• GOAL
Find every line in the records below that holds the word "into" and copy it.

[Structured figure records]
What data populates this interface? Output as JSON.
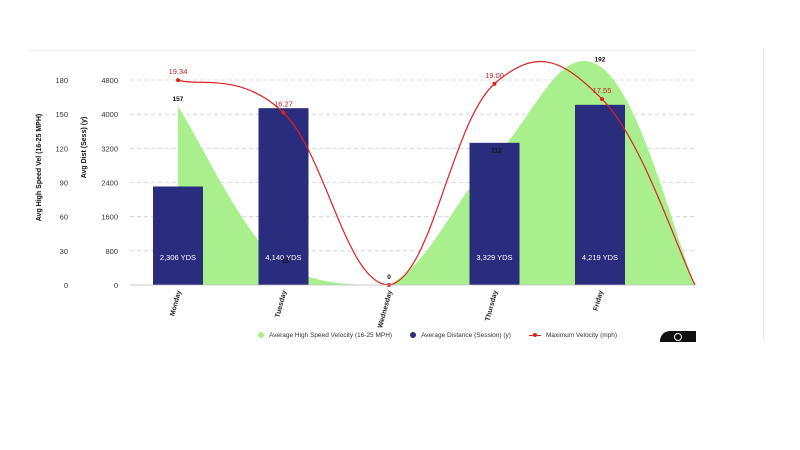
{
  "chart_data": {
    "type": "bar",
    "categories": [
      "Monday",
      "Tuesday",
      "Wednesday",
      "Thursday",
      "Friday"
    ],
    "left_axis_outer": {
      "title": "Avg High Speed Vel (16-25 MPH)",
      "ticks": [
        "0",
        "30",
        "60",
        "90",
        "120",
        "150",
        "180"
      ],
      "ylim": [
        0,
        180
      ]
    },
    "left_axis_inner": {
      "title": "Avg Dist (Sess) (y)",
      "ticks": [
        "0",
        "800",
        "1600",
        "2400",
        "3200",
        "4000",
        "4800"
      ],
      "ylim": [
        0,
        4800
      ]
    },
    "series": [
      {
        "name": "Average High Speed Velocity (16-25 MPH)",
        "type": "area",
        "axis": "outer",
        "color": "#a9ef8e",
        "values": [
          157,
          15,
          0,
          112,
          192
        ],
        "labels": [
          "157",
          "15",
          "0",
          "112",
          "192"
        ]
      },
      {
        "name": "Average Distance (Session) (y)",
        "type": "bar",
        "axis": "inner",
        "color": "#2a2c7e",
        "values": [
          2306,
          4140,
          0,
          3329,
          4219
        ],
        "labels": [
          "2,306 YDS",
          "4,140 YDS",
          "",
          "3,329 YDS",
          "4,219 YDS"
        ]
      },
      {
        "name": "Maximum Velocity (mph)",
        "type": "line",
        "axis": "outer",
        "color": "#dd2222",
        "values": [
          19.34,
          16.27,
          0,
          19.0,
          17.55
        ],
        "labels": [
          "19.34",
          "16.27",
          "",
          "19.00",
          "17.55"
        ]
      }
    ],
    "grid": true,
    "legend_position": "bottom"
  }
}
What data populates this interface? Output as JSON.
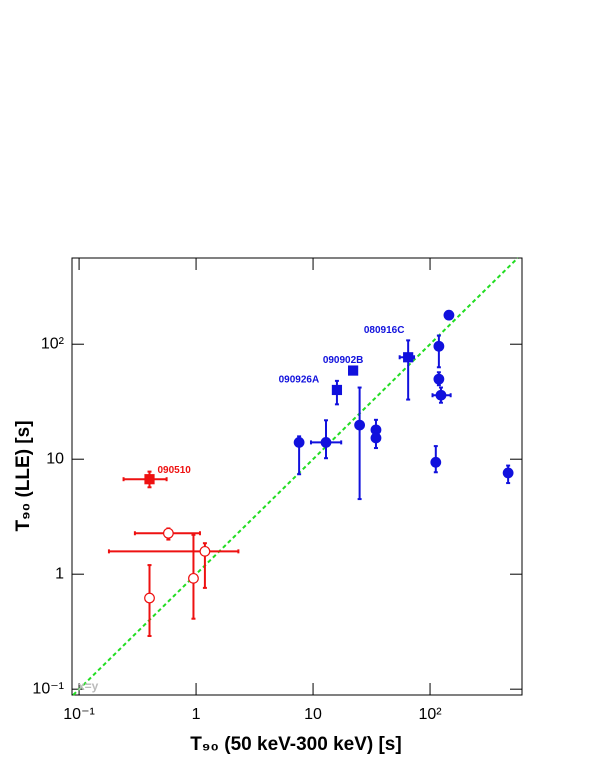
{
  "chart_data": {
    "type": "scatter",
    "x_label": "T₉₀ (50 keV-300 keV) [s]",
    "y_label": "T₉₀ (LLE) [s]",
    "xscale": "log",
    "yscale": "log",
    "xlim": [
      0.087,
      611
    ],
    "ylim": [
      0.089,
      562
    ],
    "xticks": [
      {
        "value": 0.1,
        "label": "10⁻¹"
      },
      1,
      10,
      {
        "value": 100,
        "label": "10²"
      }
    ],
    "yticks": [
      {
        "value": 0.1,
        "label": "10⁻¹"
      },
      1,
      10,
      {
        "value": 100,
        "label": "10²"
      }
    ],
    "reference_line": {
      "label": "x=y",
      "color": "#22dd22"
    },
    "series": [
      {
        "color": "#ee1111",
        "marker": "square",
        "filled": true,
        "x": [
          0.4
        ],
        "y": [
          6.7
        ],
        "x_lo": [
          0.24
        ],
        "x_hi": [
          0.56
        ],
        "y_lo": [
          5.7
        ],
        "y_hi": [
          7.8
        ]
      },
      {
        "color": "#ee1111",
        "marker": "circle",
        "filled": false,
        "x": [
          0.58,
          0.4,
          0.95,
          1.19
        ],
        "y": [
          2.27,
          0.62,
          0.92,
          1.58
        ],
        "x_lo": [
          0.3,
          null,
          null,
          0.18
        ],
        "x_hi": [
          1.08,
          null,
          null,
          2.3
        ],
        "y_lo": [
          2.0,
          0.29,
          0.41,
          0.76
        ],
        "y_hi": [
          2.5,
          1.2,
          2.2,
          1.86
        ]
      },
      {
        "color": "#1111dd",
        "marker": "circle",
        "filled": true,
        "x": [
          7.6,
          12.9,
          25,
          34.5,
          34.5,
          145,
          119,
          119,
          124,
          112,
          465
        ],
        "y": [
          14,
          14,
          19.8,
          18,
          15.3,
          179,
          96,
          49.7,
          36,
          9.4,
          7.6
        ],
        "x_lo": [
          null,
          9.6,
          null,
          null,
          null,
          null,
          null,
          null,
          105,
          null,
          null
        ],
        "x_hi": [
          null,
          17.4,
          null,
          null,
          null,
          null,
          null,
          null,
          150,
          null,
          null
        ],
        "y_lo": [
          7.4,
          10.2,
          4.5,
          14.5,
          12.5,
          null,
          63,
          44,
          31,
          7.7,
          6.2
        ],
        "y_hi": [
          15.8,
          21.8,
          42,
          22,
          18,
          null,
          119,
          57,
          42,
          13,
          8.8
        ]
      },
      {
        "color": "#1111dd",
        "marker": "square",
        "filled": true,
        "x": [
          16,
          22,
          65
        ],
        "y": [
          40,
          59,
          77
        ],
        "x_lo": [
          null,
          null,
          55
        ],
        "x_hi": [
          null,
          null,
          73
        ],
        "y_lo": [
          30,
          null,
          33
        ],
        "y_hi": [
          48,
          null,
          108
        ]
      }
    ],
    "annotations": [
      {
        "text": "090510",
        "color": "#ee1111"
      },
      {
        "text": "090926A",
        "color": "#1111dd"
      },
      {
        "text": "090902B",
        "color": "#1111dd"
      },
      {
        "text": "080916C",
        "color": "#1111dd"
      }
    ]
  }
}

==

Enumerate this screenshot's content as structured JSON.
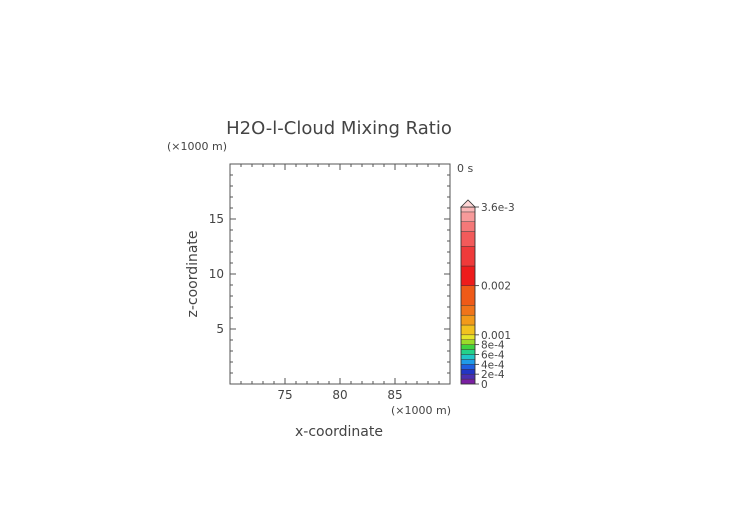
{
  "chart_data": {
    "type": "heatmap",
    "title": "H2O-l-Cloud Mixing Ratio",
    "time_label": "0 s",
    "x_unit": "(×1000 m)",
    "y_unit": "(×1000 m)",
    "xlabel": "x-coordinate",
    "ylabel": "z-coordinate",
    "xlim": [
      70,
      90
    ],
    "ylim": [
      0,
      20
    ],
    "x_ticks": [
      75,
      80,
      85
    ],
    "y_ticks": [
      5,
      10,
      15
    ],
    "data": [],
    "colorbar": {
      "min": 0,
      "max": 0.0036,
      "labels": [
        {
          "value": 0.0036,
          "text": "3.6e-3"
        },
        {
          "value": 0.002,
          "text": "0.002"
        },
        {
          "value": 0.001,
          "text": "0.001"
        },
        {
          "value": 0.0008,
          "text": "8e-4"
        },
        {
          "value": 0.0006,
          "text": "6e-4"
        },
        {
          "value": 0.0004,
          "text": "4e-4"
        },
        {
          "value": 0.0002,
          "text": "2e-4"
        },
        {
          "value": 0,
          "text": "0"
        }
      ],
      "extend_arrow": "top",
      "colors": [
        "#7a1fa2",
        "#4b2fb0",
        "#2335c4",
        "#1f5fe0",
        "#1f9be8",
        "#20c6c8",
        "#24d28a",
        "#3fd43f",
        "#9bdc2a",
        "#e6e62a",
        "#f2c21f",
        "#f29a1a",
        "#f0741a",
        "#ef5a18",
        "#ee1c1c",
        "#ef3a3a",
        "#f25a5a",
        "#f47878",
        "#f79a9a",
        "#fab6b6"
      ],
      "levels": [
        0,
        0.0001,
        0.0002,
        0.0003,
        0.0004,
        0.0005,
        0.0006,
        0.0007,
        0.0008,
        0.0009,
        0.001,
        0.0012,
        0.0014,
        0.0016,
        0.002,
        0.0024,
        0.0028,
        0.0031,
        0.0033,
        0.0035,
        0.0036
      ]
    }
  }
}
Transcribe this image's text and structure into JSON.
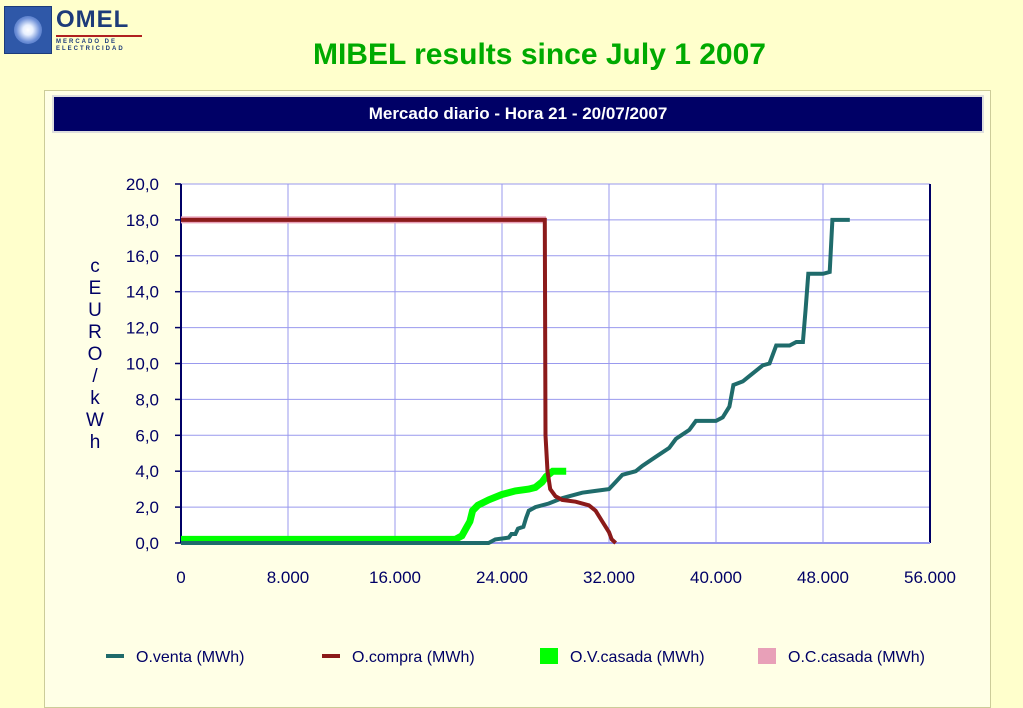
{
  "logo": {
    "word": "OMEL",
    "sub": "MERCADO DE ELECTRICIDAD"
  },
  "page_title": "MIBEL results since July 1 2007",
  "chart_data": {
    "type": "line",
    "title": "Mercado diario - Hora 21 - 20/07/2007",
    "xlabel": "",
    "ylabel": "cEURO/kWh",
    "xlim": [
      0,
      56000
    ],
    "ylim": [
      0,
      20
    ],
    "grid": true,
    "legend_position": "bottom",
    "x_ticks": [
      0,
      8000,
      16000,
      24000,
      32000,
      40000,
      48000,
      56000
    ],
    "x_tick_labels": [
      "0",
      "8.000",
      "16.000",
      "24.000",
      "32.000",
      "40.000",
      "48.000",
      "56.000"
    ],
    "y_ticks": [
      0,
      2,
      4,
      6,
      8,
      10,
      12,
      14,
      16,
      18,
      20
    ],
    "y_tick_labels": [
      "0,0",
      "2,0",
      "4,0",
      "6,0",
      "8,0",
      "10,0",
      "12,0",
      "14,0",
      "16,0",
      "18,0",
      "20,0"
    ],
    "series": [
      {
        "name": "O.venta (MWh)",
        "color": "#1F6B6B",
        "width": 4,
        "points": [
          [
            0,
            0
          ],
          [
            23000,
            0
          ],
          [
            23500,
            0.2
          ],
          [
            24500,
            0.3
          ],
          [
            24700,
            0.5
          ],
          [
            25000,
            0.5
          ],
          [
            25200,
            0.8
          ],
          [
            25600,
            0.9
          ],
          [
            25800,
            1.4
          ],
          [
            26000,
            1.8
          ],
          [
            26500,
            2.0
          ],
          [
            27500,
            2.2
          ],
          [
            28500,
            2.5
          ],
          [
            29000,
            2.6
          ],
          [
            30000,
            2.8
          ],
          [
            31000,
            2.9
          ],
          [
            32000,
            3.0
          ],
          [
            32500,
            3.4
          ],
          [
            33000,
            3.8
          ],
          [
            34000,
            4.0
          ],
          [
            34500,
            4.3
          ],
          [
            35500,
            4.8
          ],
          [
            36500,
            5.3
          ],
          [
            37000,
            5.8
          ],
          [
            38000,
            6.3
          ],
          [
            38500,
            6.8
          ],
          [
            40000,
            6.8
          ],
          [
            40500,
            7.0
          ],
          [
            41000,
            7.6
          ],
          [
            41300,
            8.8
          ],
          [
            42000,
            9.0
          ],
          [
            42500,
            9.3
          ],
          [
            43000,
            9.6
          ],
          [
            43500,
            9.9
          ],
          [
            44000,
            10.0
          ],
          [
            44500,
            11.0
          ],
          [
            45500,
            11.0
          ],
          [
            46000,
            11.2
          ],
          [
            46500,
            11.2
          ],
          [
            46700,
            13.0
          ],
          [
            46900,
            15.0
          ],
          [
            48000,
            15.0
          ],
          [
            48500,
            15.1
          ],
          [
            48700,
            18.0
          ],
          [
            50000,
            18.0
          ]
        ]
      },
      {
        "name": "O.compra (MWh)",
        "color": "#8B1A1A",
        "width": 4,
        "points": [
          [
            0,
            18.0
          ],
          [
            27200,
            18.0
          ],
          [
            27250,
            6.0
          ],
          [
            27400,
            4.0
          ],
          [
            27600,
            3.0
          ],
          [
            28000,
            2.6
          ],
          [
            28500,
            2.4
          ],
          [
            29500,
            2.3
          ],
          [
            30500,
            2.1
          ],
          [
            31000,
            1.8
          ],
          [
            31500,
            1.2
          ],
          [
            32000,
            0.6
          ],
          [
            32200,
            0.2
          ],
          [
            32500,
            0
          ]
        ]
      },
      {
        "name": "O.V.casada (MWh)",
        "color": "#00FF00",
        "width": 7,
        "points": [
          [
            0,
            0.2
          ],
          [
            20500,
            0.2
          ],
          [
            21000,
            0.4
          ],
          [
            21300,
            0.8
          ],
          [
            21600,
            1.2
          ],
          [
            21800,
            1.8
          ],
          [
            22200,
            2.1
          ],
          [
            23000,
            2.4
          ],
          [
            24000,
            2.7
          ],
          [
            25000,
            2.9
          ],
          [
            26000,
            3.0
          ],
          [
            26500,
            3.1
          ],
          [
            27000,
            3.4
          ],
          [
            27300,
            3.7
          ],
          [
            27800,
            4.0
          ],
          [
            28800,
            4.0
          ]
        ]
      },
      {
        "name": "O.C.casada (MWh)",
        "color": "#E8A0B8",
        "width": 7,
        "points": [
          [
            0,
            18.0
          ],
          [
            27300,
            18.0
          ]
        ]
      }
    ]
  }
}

==

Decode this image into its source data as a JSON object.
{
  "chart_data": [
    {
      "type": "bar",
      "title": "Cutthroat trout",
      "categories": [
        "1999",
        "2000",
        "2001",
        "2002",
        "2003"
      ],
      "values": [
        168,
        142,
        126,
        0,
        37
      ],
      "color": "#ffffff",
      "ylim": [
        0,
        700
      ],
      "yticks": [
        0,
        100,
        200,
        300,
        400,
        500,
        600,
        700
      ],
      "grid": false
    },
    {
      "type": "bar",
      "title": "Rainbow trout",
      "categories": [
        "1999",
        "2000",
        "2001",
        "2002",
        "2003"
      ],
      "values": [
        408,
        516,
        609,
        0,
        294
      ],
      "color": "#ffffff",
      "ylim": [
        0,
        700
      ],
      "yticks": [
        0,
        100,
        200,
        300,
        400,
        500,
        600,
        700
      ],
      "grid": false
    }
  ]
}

• TASK RESPONSE
Transcribe this image's text and structure into JSON.
Decode this image into its source data as a JSON object.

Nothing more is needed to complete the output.